---------- Data excerpts ----------

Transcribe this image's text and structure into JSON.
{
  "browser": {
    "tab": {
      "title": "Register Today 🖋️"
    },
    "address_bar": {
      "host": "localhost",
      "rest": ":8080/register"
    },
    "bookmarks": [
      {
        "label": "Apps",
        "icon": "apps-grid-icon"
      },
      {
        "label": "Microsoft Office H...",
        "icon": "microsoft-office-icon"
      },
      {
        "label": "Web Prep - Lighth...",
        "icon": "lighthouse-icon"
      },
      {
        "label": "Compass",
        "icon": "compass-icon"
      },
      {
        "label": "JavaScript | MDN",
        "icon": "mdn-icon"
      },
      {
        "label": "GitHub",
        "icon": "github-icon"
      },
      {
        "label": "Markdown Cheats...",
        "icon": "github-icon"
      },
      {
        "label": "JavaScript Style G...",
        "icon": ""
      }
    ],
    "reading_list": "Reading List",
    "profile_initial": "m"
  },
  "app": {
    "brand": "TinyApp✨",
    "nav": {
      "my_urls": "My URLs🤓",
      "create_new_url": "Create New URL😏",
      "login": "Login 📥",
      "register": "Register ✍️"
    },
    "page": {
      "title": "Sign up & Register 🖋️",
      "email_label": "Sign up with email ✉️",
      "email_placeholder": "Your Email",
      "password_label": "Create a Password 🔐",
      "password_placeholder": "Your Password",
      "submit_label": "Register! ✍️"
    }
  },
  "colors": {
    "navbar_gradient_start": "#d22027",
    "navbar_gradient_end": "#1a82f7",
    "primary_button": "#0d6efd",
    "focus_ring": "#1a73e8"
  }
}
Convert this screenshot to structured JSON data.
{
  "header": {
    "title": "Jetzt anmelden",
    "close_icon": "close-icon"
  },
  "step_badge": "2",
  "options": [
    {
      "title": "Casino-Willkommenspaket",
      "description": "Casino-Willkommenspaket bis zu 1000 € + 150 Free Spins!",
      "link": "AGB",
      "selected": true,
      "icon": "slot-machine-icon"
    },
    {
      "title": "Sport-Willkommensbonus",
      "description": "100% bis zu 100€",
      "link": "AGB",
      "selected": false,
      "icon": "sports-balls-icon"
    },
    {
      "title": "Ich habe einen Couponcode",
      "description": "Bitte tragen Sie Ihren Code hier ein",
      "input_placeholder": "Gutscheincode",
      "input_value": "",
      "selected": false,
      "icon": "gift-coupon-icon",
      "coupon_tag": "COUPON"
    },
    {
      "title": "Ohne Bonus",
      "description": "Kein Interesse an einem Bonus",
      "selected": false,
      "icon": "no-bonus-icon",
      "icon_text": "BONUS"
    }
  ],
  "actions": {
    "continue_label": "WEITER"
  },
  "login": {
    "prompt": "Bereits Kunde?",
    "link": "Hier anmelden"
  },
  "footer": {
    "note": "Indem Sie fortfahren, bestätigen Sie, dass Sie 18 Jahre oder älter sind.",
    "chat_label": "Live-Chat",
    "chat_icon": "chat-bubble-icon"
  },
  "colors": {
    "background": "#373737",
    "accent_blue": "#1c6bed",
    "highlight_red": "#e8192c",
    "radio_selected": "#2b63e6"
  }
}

----------

**Goal:** Restate each record word for word.

**Exercise result:**
Transcribe this image's text and structure into JSON.
{
  "browser": {
    "tab": {
      "title": "Register Today 🖋️"
    },
    "address_bar": {
      "host": "localhost",
      "rest": ":8080/register"
    },
    "bookmarks": [
      {
        "label": "Apps",
        "icon": "apps-grid-icon"
      },
      {
        "label": "Microsoft Office H...",
        "icon": "microsoft-office-icon"
      },
      {
        "label": "Web Prep - Lighth...",
        "icon": "lighthouse-icon"
      },
      {
        "label": "Compass",
        "icon": "compass-icon"
      },
      {
        "label": "JavaScript | MDN",
        "icon": "mdn-icon"
      },
      {
        "label": "GitHub",
        "icon": "github-icon"
      },
      {
        "label": "Markdown Cheats...",
        "icon": "github-icon"
      },
      {
        "label": "JavaScript Style G...",
        "icon": ""
      }
    ],
    "reading_list": "Reading List",
    "profile_initial": "m"
  },
  "app": {
    "brand": "TinyApp✨",
    "nav": {
      "my_urls": "My URLs🤓",
      "create_new_url": "Create New URL😏",
      "login": "Login 📥",
      "register": "Register ✍️"
    },
    "page": {
      "title": "Sign up & Register 🖋️",
      "email_label": "Sign up with email ✉️",
      "email_placeholder": "Your Email",
      "password_label": "Create a Password 🔐",
      "password_placeholder": "Your Password",
      "submit_label": "Register! ✍️"
    }
  },
  "colors": {
    "navbar_gradient_start": "#d22027",
    "navbar_gradient_end": "#1a82f7",
    "primary_button": "#0d6efd",
    "focus_ring": "#1a73e8"
  }
}
Convert this screenshot to structured JSON data.
{
  "header": {
    "title": "Jetzt anmelden",
    "close_icon": "close-icon"
  },
  "step_badge": "2",
  "options": [
    {
      "title": "Casino-Willkommenspaket",
      "description": "Casino-Willkommenspaket bis zu 1000 € + 150 Free Spins!",
      "link": "AGB",
      "selected": true,
      "icon": "slot-machine-icon"
    },
    {
      "title": "Sport-Willkommensbonus",
      "description": "100% bis zu 100€",
      "link": "AGB",
      "selected": false,
      "icon": "sports-balls-icon"
    },
    {
      "title": "Ich habe einen Couponcode",
      "description": "Bitte tragen Sie Ihren Code hier ein",
      "input_placeholder": "Gutscheincode",
      "input_value": "",
      "selected": false,
      "icon": "gift-coupon-icon",
      "coupon_tag": "COUPON"
    },
    {
      "title": "Ohne Bonus",
      "description": "Kein Interesse an einem Bonus",
      "selected": false,
      "icon": "no-bonus-icon",
      "icon_text": "BONUS"
    }
  ],
  "actions": {
    "continue_label": "WEITER"
  },
  "login": {
    "prompt": "Bereits Kunde?",
    "link": "Hier anmelden"
  },
  "footer": {
    "note": "Indem Sie fortfahren, bestätigen Sie, dass Sie 18 Jahre oder älter sind.",
    "chat_label": "Live-Chat",
    "chat_icon": "chat-bubble-icon"
  },
  "colors": {
    "background": "#373737",
    "accent_blue": "#1c6bed",
    "highlight_red": "#e8192c",
    "radio_selected": "#2b63e6"
  }
}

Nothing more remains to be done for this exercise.